PROVIDED PASSAGE
********

I was beginning to think I was the only one that thought so!


----------



## edknn123 (Apr 4, 2015)

Funny thing about the way Sig did the height measurements on the P938 and the P290RS. They list the height as 3.9 in for both, but they measure the 290 from the top of the slide and the 938 from the top of the rear site. The 938 even though longer, they count the beaver tail, is actually a much smaller and lighter gun. That being said, I prefer the P290RS with a double action trigger over the P938 having to be carried cocked and locked.


----------



## casurvivor (Jan 23, 2015)

SouthSideScubaSteve said:


> Yeah, the long pull on the P290 is a bit of a concern for me ....


I think to 290 is way too heavy and wide, a Sig trade, for what is suppose to be, a small CCW weapon.


----------



## edknn123 (Apr 4, 2015)

casurvivor said:


> I think to 290 is way too heavy and wide, a Sig trade, for what is suppose to be, a small CCW weapon.


I carry my P290RS daily. It might be heavier than some like the Kahr CM9, but is very close to the Shield and Nano. I'l take it over any of the other guns any day of the week.


----------



## andymidplains (Nov 30, 2012)

Keep the P238 on your list of options. It is surprisingly accurate despite its size, and it feels good in my fairly big hands. I'm no team shooter, so I hesitate to offer technique advice, but when you shoot the P238 (and other really small pistols) you might try moving your trigger-contact area from the meaty part of the first digit of your trigger finger to the tip of your trigger finger. That advice cut my group diameters in half. I carry a P238 in a pocket holster thousands of hours every year--it's a winner.


----------



## SouthSideScubaSteve (Jun 20, 2012)

Update time...

A P938 followed me home the other day!

********

SHORT PROBLEM
Answer these questions using the forum thread about Sig pocket pistols above.
1. What height does Sig list for both the P938 and the P290RS?
2. Which pistol does andymidplains carry in a pocket holster?
3. According to andymidplains, what change in trigger-finger placement cut group diameters in half?

INFORMATION SUPPLIED
********

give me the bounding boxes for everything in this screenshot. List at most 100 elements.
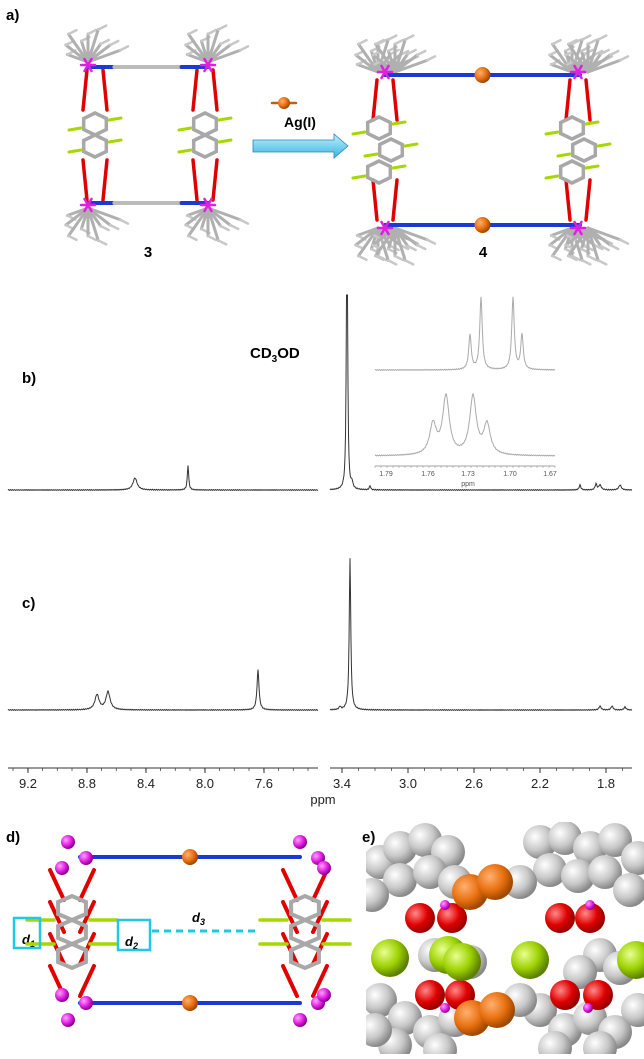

********

RESULT BELOW
1. 3.9 in.
2. The P238.
3. Moving the trigger-contact area from the meaty part of the first digit of the trigger finger to the tip of the trigger finger.